» Provided records
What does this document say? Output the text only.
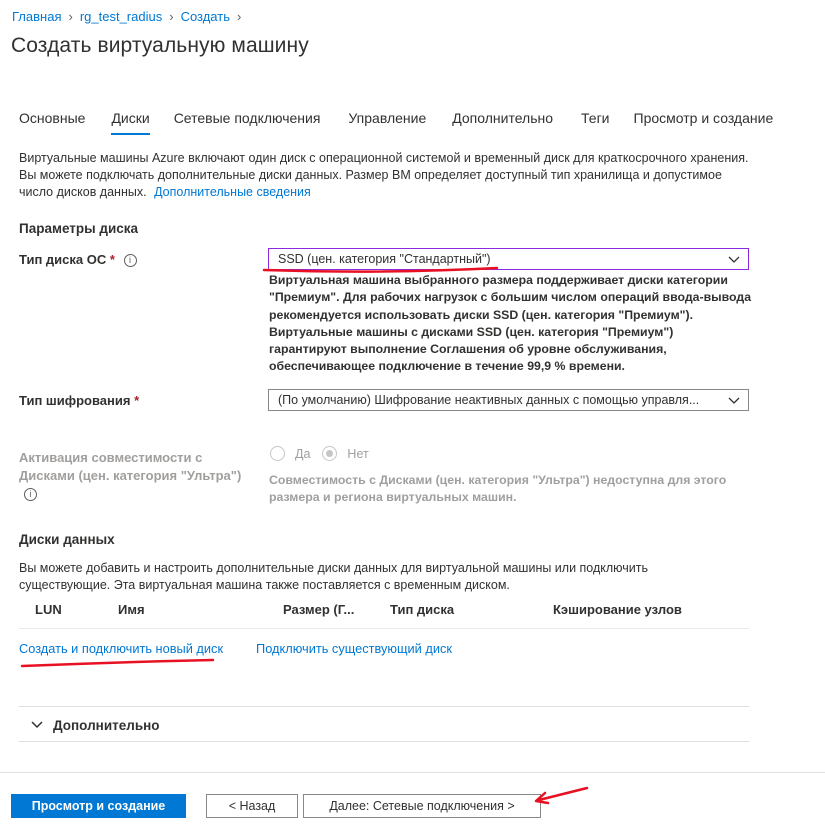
Главная › rg_test_radius › Создать ›
Создать виртуальную машину
Основные Диски Сетевые подключения Управление Дополнительно Теги Просмотр и создание
Виртуальные машины Azure включают один диск с операционной системой и временный диск для краткосрочного хранения. Вы можете подключать дополнительные диски данных. Размер ВМ определяет доступный тип хранилища и допустимое число дисков данных. Дополнительные сведения
Параметры диска
Тип диска ОС * i	SSD (цен. категория "Стандартный")
Виртуальная машина выбранного размера поддерживает диски категории "Премиум". Для рабочих нагрузок с большим числом операций ввода-вывода рекомендуется использовать диски SSD (цен. категория "Премиум"). Виртуальные машины с дисками SSD (цен. категория "Премиум") гарантируют выполнение Соглашения об уровне обслуживания, обеспечивающее подключение в течение 99,9 % времени.
Тип шифрования *	(По умолчанию) Шифрование неактивных данных с помощью управля...
Активация совместимости с Дисками (цен. категория "Ультра") i
Да	Нет
Совместимость с Дисками (цен. категория "Ультра") недоступна для этого размера и региона виртуальных машин.
Диски данных
Вы можете добавить и настроить дополнительные диски данных для виртуальной машины или подключить существующие. Эта виртуальная машина также поставляется с временным диском.
LUN	Имя	Размер (Г...	Тип диска	Кэширование узлов
Создать и подключить новый диск	Подключить существующий диск
Дополнительно
Просмотр и создание	< Назад	Далее: Сетевые подключения >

» Written instruction
Note every line above where the string "машина" shows up, and copy those lines.

» Written response
Виртуальная машина выбранного размера поддерживает диски категории "Премиум". Для рабочих нагрузок с большим числом операций ввода-вывода рекомендуется использовать диски SSD (цен. категория "Премиум"). Виртуальные машины с дисками SSD (цен. категория "Премиум") гарантируют выполнение Соглашения об уровне обслуживания, обеспечивающее подключение в течение 99,9 % времени.
Вы можете добавить и настроить дополнительные диски данных для виртуальной машины или подключить существующие. Эта виртуальная машина также поставляется с временным диском.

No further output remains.